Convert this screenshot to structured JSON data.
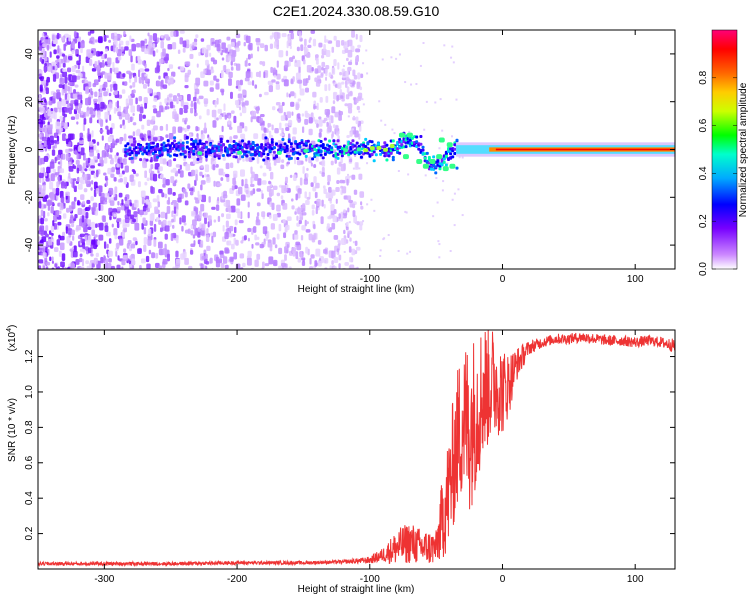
{
  "figure": {
    "title": "C2E1.2024.330.08.59.G10"
  },
  "chart_data": [
    {
      "type": "heatmap",
      "xlabel": "Height of straight line (km)",
      "ylabel": "Frequency (Hz)",
      "xlim": [
        -350,
        130
      ],
      "ylim": [
        -50,
        50
      ],
      "xticks": [
        -300,
        -200,
        -100,
        0,
        100
      ],
      "yticks": [
        -40,
        -20,
        0,
        20,
        40
      ],
      "grid": false,
      "colorbar": {
        "label": "Normalized spectral amplitude",
        "range": [
          0.0,
          1.0
        ],
        "ticks": [
          "0.0",
          "0.2",
          "0.4",
          "0.6",
          "0.8"
        ],
        "colors": [
          "#ffffff",
          "#9900ff",
          "#0000ff",
          "#00ffff",
          "#00ff00",
          "#ffff00",
          "#ff8800",
          "#ff0000",
          "#ff00aa"
        ]
      },
      "features": {
        "broadband_noise_x_range": [
          -350,
          -115
        ],
        "carrier_line_frequency": 0,
        "carrier_wobble_x_range": [
          -80,
          -35
        ],
        "carrier_wobble_frequency_range": [
          -10,
          8
        ]
      }
    },
    {
      "type": "line",
      "xlabel": "Height of straight line (km)",
      "ylabel": "SNR (10 * v/v)",
      "y_multiplier_label": "(x10",
      "y_multiplier_exponent": "4",
      "y_multiplier_suffix": ")",
      "xlim": [
        -350,
        130
      ],
      "ylim": [
        0,
        1.35
      ],
      "xticks": [
        -300,
        -200,
        -100,
        0,
        100
      ],
      "yticks": [
        "0.2",
        "0.4",
        "0.6",
        "0.8",
        "1.0",
        "1.2"
      ],
      "line_color": "#ee3333",
      "series": [
        {
          "x": [
            -350,
            -300,
            -250,
            -200,
            -150,
            -120,
            -100,
            -90,
            -80,
            -70,
            -60,
            -50,
            -45,
            -40,
            -35,
            -30,
            -25,
            -20,
            -15,
            -10,
            -5,
            0,
            5,
            10,
            20,
            30,
            40,
            50,
            60,
            70,
            80,
            90,
            100,
            110,
            120,
            130
          ],
          "values": [
            0.03,
            0.03,
            0.03,
            0.035,
            0.035,
            0.04,
            0.05,
            0.08,
            0.12,
            0.15,
            0.12,
            0.12,
            0.3,
            0.45,
            0.7,
            0.85,
            0.8,
            0.9,
            1.0,
            1.05,
            1.05,
            1.0,
            1.05,
            1.15,
            1.25,
            1.28,
            1.3,
            1.3,
            1.31,
            1.3,
            1.29,
            1.29,
            1.28,
            1.29,
            1.28,
            1.26
          ],
          "spread": [
            0.01,
            0.01,
            0.01,
            0.01,
            0.01,
            0.01,
            0.02,
            0.04,
            0.1,
            0.12,
            0.1,
            0.1,
            0.25,
            0.35,
            0.4,
            0.45,
            0.5,
            0.45,
            0.4,
            0.35,
            0.3,
            0.25,
            0.18,
            0.1,
            0.04,
            0.03,
            0.03,
            0.03,
            0.03,
            0.03,
            0.03,
            0.03,
            0.03,
            0.03,
            0.03,
            0.04
          ]
        }
      ]
    }
  ]
}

_GOAL OF THE EXERCISE_
Write out every line of the entries that holds the word "ylabel".

_FULL OUTPUT_
      "ylabel": "Frequency (Hz)",
      "ylabel": "SNR (10 * v/v)",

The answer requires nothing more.